Source extract:
*-*-*

# 60D vs. 650D



## nickwees37 (Jul 15, 2012)

I know that this has been one of the biggest debates since the 650D came out, but I haven't seemed to find any definitive answers.
From a film standpoint, is the 60D still the better camera? Or has the new technology of the 650D outdone the 60D?

For context, I personally make short films and vlogs. This will be my first DSLR.

Your opinions?


----------



## JasonATL (Jul 15, 2012)

First, I will assume that you actually mean 60D, instead of 600D (aka Rebel T3i). This is somewhat of an apples to oranges comparison, as the 60D is a prosumer camera, while the 650D is a consumer camera (and I say that with all due respect for its capabilities). I personally have a 600D (and a 550D and a 5D Mark III). The 60D's build quality is said to be quite a bit superior to that of the 600D or 650D. The image sensor in the 60D is the same as the 600D and the image quality from the 650D appears to me (from posted video samples) to be no better than the 600D (or 60D).

Second, it appears to me that the new technologies in the 650D are the video auto focus and touch screen. If these are things that you really want, then I would say that the 650D is a step forward. I suggest searching Vimeo for some videos of the autofocus in action to make sure it works as you would need it.

For me, I don't consider the 650D a step forward. Indeed, for me it is a bit of a step backward. I say this because Canon did not put one of the 600D's key features on the 650D: 3x digital zoom. All DSLR's suffer from aliasing and moire issues. Canon almost completely eliminated it in the 5D Mark III. But, the 600D, 650D, and 60D all have it. But, with the 3x zoom feature on the 600D, you can nearly eliminate aliasing/moire. See https://vimeo.com/35111205. Again, the 650D does not have this feature and the 60D does not have this feature either.

Worse, I've not seen any evidence that Canon has made the 650D less noisy (i.e., better in low light). Therefore, I see no new technology that really results in better video quality over the 600D (which has the same video quality as the 60D).

Finally, if you are not aware of Magic Lantern, you should look it up. It is a very useful third-party firmware that can be installed on both the 60D and 600D today. Magic Lantern has many features that are very useful for video (and many for stills, especially timelapse). It is not yet available for the 650D.

So, if you weren't already considering the 600D/T3i vs. the 650D/T4i and 60D, I suggest that you add the 600D/T3i to your list. Good luck as you do your research and decide on which of these great DSLR's work for you.


----------



## Videoshooter (Jul 17, 2012)

JasonATL said:


> This is somewhat of an apples to oranges comparison, as the 60D is a prosumer camera, while the 650D is a consumer camera (and I say that with all due respect for its capabilities).



I think it is quite a valid comparison, given the current price points. The price difference is as low as $20 from some reputable dealers. Given that they also share the same 18mp sensor, I'd say the comparison is more like "mandarins to oranges"!

*-*-*

Records from a data collection
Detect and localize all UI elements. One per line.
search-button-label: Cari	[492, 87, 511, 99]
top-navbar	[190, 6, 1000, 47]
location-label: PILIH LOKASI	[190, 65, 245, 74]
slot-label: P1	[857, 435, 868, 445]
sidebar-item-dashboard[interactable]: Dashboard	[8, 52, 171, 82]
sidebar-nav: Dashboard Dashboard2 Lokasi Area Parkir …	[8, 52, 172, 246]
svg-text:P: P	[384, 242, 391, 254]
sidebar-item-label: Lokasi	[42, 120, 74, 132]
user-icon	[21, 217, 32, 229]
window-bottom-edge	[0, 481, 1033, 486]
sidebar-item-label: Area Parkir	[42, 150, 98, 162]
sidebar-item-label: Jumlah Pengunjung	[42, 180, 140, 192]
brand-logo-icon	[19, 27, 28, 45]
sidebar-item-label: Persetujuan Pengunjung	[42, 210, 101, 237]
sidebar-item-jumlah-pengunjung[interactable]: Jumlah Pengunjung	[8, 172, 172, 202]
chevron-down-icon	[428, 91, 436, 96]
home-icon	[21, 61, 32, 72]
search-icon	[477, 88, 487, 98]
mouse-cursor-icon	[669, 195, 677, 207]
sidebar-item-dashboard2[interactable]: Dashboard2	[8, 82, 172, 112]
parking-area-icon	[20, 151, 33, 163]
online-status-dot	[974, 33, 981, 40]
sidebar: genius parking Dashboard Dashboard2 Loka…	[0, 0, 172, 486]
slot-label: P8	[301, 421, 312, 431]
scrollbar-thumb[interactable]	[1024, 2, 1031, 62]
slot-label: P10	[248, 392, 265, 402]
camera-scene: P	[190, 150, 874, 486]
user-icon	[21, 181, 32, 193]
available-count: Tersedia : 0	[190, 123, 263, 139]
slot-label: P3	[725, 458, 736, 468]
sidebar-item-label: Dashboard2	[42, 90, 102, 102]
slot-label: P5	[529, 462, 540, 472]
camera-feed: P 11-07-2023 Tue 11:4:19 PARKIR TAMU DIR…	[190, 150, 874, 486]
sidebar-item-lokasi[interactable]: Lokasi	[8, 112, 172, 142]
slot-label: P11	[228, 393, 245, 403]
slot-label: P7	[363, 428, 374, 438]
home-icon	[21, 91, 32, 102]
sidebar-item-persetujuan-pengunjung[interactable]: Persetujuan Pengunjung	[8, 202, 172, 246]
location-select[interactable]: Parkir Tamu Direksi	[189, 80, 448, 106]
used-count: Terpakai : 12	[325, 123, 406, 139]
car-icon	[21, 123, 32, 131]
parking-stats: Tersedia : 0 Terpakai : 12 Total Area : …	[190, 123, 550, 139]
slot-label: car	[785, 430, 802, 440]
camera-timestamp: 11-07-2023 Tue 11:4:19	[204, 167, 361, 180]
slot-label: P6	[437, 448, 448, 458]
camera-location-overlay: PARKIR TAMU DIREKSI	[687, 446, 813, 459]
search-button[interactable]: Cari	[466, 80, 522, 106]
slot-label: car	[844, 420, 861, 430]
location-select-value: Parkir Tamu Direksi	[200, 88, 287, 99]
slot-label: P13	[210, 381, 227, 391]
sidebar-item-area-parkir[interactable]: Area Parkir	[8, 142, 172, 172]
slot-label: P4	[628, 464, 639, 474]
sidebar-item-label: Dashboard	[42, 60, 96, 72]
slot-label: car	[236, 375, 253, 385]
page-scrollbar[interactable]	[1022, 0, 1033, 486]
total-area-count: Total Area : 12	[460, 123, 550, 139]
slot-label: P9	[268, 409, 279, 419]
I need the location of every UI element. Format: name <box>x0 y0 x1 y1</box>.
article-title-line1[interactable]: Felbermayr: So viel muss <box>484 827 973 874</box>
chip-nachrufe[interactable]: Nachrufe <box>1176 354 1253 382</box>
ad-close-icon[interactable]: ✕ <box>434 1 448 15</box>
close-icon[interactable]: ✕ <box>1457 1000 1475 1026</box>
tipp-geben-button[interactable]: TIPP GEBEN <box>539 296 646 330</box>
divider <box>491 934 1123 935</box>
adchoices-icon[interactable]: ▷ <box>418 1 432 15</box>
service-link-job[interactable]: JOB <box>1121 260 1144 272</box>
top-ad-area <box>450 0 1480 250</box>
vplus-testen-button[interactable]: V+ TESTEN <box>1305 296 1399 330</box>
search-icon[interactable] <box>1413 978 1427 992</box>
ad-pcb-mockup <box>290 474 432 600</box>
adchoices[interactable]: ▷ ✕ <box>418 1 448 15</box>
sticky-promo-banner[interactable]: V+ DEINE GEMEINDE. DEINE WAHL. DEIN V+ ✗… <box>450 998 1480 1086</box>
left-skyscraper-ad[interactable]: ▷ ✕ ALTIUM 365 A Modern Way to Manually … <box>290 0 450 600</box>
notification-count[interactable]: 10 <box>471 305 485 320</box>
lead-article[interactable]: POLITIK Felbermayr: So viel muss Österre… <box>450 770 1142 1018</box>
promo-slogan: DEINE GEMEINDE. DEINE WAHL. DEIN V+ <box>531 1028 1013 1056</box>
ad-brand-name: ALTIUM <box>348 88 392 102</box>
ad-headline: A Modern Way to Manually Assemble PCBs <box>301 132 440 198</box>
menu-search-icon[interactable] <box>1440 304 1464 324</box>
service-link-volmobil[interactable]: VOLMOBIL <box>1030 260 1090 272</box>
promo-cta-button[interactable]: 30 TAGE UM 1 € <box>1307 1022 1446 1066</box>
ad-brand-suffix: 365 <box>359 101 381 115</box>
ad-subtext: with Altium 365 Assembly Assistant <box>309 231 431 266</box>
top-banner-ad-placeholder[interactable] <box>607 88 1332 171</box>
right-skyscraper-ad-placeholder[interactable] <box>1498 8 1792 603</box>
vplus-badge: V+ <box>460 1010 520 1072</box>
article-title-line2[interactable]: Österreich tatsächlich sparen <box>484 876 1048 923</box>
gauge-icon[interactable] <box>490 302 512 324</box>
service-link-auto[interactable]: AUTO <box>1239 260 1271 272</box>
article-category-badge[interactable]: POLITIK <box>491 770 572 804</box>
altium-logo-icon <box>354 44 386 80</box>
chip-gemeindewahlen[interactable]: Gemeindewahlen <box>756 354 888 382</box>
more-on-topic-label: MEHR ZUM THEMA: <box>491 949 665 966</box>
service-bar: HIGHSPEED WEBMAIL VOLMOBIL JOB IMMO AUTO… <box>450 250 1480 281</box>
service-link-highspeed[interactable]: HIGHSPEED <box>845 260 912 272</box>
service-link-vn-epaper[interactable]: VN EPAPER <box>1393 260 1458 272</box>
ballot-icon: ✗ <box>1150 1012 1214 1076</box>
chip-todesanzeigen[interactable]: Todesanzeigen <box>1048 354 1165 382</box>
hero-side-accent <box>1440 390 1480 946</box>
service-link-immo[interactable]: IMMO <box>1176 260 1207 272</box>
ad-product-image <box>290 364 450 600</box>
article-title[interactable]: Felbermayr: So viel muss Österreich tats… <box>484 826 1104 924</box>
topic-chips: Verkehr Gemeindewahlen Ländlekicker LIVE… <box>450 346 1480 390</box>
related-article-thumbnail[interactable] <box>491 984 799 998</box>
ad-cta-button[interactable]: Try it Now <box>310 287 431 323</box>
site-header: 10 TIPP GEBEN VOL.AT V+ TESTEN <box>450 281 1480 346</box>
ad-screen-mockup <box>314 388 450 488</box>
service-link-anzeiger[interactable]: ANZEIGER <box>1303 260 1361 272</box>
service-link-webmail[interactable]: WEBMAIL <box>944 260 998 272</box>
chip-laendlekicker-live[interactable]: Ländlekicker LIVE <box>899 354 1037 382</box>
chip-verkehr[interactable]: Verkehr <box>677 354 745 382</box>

*-*-*

Given instruction 1:
In the 60D vs. 650D thread, which 600D feature does Canon not include on the 650D?
Given instruction 2:
Return the passage of the 60D vs. 650D thread starting with "I know that" and going on through "my first DSLR.".

Worked solution 1:
The 3x digital zoom.

Worked solution 2:
I know that this has been one of the biggest debates since the 650D came out, but I haven't seemed to find any definitive answers.
From a film standpoint, is the 60D still the better camera? Or has the new technology of the 650D outdone the 60D?

For context, I personally make short films and vlogs. This will be my first DSLR.